- Task to carry out: Reproduce only the part of the records that opens with the line containing "panel-label-main: η=0 <box>82 63 106 79</box>" and closes with the line containing "y-axis-label-main: ω/Ω <box>4", changing "panel-frame" to "plot-frame" and leaving everything else as it is.

- Supplied data:
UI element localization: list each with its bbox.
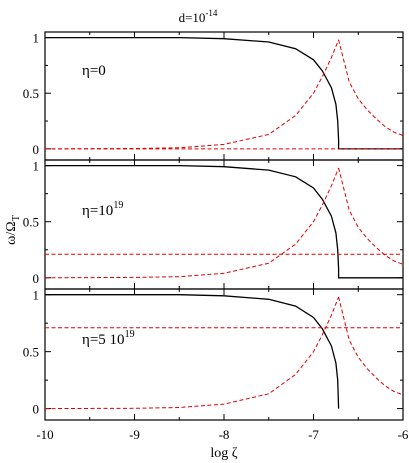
panel-label-main: η=0 <box>82 63 106 79</box>
y-tick-label: 0 <box>33 402 40 417</box>
panel-frame <box>44 288 404 421</box>
y-tick-label: 1 <box>33 159 40 174</box>
panel-label: η=0 <box>82 63 106 79</box>
y-tick-label: 0.5 <box>23 345 39 360</box>
panel-2: 0 0.5 1 η=1019 <box>23 159 404 290</box>
panel-label-main: η=10 <box>82 203 113 219</box>
series-red-dashed-falling <box>338 296 404 396</box>
chart-title-main: d=10 <box>179 10 206 25</box>
y-axis-label-main: ω/Ω <box>4 221 19 245</box>
series-red-dashed-rising <box>44 296 340 410</box>
x-tick-label: -7 <box>308 427 319 442</box>
panel-frame <box>44 31 404 161</box>
x-tick-labels: -10 -9 -8 -7 -6 <box>36 427 409 442</box>
y-axis-label-sub: T <box>11 215 22 221</box>
panel-frame <box>44 159 404 290</box>
y-tick-label: 1 <box>33 31 40 46</box>
series-black-solid <box>45 164 403 279</box>
panel-label-sup: 19 <box>125 329 135 340</box>
x-axis-label: log ζ <box>210 446 237 461</box>
x-tick-label: -8 <box>219 427 230 442</box>
chart-title-sup: -14 <box>205 8 217 18</box>
series-black-solid <box>45 294 340 409</box>
series-red-dashed-rising <box>44 39 340 150</box>
series-black-solid <box>45 36 403 150</box>
x-tick-label: -6 <box>398 427 409 442</box>
panel-label-sup: 19 <box>113 200 123 211</box>
y-tick-label: 1 <box>33 288 40 303</box>
panel-label: η=1019 <box>82 200 123 219</box>
y-tick-label: 0.5 <box>23 215 39 230</box>
x-tick-label: -9 <box>129 427 140 442</box>
panel-label-main: η=5 10 <box>82 332 125 348</box>
y-tick-label: 0 <box>33 142 40 157</box>
panel-1: 0 0.5 1 η=0 <box>23 31 404 161</box>
y-axis-label: ω/ΩT <box>4 215 22 245</box>
y-tick-label: 0 <box>33 271 40 286</box>
series-red-dashed-falling <box>338 167 404 265</box>
chart-title: d=10-14 <box>179 8 218 25</box>
x-tick-label: -10 <box>36 427 53 442</box>
series-red-dashed-rising <box>44 167 340 279</box>
panel-3: 0 0.5 1 η=5 1019 <box>23 288 404 421</box>
series-red-dashed-falling <box>338 39 404 136</box>
panel-label: η=5 1019 <box>82 329 135 348</box>
y-tick-label: 0.5 <box>23 86 39 101</box>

- Exercise answer:
panel-label-main: η=0 <box>82 63 106 79</box>
y-tick-label: 0 <box>33 402 40 417</box>
plot-frame <box>44 288 404 421</box>
y-tick-label: 1 <box>33 159 40 174</box>
panel-label: η=0 <box>82 63 106 79</box>
y-tick-label: 0.5 <box>23 345 39 360</box>
panel-2: 0 0.5 1 η=1019 <box>23 159 404 290</box>
panel-label-main: η=10 <box>82 203 113 219</box>
series-red-dashed-falling <box>338 296 404 396</box>
chart-title-main: d=10 <box>179 10 206 25</box>
y-axis-label-main: ω/Ω <box>4 221 19 245</box>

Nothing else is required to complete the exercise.